**Provided material:**
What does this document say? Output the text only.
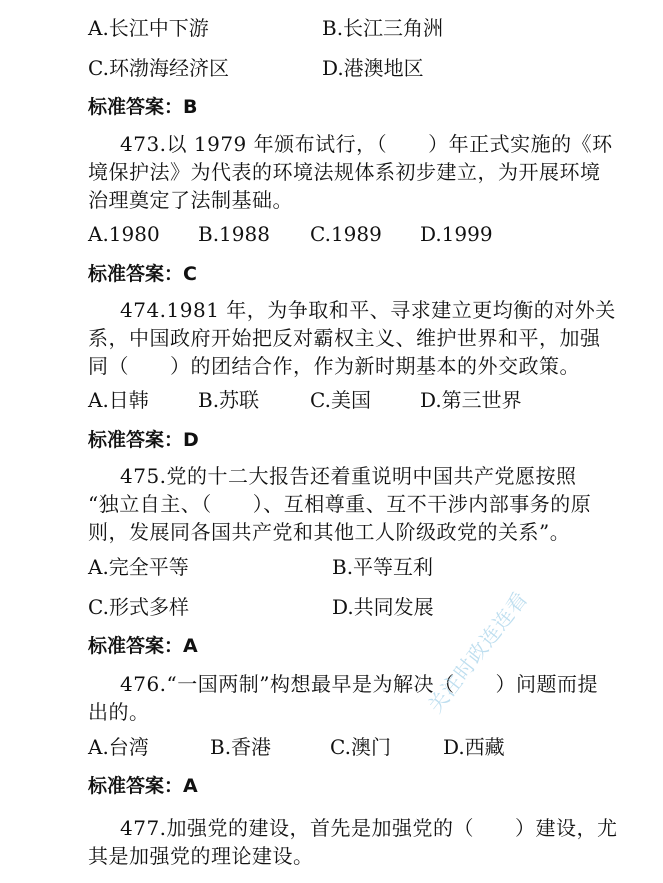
A.长江中下游	B.长江三角洲
C.环渤海经济区	D.港澳地区
标准答案：B
473.以 1979 年颁布试行，（　　）年正式实施的《环
境保护法》为代表的环境法规体系初步建立，为开展环境
治理奠定了法制基础。
A.1980 B.1988 C.1989 D.1999
标准答案：C
474.1981 年，为争取和平、寻求建立更均衡的对外关
系，中国政府开始把反对霸权主义、维护世界和平，加强
同（　　）的团结合作，作为新时期基本的外交政策。
A.日韩 B.苏联	C.美国 D.第三世界
标准答案：D
475.党的十二大报告还着重说明中国共产党愿按照
“独立自主、（　　）、互相尊重、互不干涉内部事务的原
则，发展同各国共产党和其他工人阶级政党的关系”。
A.完全平等	B.平等互利
C.形式多样	D.共同发展
标准答案：A
476.“一国两制”构想最早是为解决（　　）问题而提
出的。
A.台湾	B.香港	C.澳门	D.西藏
标准答案：A
477.加强党的建设，首先是加强党的（　　）建设，尤
其是加强党的理论建设。
关注时政连连看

**Task brief:** Drop the images and repeat the data exactly.

**Solved exercise:**
What does this document say? Output the text only.
A.长江中下游	B.长江三角洲
C.环渤海经济区	D.港澳地区
标准答案：B
473.以 1979 年颁布试行，（　　）年正式实施的《环
境保护法》为代表的环境法规体系初步建立，为开展环境
治理奠定了法制基础。
A.1980 B.1988 C.1989 D.1999
标准答案：C
474.1981 年，为争取和平、寻求建立更均衡的对外关
系，中国政府开始把反对霸权主义、维护世界和平，加强
同（　　）的团结合作，作为新时期基本的外交政策。
A.日韩 B.苏联	C.美国 D.第三世界
标准答案：D
475.党的十二大报告还着重说明中国共产党愿按照
“独立自主、（　　）、互相尊重、互不干涉内部事务的原
则，发展同各国共产党和其他工人阶级政党的关系”。
A.完全平等	B.平等互利
C.形式多样	D.共同发展
标准答案：A
476.“一国两制”构想最早是为解决（　　）问题而提
出的。
A.台湾	B.香港	C.澳门	D.西藏
标准答案：A
477.加强党的建设，首先是加强党的（　　）建设，尤
其是加强党的理论建设。
关注时政连连看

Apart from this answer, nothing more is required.